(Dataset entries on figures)
::::::::::
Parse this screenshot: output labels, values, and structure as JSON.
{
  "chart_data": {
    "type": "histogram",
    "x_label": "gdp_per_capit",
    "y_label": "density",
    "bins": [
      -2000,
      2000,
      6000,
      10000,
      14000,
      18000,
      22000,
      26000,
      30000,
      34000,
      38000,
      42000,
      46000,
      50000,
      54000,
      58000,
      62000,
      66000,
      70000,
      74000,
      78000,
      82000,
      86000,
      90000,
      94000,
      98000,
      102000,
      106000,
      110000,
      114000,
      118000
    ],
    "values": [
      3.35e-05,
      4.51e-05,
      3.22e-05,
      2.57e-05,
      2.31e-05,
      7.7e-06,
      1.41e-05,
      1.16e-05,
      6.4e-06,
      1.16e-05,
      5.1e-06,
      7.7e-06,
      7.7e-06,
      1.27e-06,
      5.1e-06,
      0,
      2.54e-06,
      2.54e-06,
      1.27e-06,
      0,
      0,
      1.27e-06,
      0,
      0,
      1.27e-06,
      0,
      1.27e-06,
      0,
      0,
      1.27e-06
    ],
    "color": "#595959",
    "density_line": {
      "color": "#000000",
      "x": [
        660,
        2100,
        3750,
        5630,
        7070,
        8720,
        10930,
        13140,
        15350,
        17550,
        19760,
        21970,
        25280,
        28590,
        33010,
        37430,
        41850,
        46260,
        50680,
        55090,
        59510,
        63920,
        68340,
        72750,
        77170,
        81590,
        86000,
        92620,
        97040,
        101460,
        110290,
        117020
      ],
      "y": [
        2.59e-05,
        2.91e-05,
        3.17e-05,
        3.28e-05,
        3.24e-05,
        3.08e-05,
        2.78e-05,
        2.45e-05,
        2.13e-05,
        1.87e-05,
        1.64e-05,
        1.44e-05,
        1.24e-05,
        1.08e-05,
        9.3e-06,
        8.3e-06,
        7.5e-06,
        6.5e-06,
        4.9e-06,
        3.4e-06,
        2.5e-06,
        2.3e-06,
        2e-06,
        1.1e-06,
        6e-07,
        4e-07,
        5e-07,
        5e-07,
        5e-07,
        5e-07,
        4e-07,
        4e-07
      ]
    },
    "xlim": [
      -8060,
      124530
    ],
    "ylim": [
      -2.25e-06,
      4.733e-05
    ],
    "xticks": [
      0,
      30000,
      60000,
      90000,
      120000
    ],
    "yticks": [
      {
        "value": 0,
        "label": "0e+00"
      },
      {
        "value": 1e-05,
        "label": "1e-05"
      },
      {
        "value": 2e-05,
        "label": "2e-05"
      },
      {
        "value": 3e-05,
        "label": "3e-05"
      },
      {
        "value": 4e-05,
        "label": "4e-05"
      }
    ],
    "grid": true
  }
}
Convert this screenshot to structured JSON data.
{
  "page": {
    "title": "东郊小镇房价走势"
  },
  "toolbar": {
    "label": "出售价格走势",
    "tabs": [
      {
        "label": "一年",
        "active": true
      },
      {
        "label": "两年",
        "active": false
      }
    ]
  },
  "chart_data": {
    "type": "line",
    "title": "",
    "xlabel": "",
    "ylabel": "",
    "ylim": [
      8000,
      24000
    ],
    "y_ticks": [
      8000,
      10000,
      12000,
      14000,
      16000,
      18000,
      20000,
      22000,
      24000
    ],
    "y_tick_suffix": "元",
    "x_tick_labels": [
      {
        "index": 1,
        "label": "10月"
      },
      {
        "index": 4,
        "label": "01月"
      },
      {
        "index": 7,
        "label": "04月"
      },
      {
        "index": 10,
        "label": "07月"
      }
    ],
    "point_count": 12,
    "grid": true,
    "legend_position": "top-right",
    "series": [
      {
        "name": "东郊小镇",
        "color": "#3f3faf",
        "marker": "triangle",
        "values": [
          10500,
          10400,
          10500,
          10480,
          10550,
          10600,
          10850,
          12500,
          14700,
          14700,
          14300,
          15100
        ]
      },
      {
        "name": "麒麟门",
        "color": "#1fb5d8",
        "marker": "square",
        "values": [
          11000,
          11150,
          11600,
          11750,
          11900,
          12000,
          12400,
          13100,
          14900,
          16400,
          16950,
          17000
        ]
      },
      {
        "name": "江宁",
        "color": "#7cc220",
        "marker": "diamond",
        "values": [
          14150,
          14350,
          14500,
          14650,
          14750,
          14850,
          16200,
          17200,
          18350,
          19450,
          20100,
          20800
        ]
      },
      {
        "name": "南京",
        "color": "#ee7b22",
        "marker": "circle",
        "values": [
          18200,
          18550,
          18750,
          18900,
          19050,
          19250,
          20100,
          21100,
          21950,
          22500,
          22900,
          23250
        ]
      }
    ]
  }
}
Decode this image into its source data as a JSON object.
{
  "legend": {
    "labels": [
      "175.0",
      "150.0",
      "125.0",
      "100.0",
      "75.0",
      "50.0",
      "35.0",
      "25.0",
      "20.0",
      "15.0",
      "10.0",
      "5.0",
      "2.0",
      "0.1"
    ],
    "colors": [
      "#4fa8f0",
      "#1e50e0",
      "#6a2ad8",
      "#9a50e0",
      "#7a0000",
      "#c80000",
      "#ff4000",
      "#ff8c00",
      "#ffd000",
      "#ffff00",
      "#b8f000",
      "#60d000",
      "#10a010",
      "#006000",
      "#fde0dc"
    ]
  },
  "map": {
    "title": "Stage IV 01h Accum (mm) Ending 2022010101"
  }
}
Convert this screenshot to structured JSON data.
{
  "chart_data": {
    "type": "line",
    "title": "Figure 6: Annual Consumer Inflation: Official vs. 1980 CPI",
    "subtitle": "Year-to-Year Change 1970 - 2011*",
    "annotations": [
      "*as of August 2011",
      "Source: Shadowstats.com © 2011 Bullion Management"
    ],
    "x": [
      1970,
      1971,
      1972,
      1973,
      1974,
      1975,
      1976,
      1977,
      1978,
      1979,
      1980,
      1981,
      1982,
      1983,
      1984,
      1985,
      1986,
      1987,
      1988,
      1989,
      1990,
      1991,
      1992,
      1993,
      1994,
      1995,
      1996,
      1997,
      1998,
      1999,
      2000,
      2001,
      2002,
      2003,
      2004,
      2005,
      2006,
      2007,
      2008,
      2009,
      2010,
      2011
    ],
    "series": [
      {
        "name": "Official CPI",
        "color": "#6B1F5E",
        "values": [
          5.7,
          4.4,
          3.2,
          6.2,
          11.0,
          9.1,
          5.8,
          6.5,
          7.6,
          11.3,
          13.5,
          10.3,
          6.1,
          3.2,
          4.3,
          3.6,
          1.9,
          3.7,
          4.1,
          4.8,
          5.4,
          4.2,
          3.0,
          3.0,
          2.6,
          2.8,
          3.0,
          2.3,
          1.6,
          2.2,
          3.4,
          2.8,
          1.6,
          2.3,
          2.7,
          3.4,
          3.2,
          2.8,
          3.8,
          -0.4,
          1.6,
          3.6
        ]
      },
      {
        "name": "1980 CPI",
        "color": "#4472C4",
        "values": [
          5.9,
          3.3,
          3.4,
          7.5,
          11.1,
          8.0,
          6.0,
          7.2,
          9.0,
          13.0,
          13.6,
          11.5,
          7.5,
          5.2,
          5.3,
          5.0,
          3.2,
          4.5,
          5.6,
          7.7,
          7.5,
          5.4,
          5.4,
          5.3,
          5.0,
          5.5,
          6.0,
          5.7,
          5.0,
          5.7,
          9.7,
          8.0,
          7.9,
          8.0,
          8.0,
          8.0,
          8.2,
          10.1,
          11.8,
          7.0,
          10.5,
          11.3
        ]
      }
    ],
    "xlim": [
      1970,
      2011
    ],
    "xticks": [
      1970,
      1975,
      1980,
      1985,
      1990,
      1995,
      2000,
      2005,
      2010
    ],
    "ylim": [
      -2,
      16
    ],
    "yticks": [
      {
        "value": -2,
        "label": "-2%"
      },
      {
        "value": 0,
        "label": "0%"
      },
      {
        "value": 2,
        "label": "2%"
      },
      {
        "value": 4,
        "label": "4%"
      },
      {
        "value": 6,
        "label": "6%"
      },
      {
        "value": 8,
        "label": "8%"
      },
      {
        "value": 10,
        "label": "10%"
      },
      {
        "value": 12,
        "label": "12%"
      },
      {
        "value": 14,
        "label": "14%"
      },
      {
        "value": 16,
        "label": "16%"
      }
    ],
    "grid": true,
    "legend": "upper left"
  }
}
::::::::::
Directions | Which lines in the data above contain "JSON"? Show each one.

Expected output |
Parse this screenshot: output labels, values, and structure as JSON.
Convert this screenshot to structured JSON data.
Decode this image into its source data as a JSON object.
Convert this screenshot to structured JSON data.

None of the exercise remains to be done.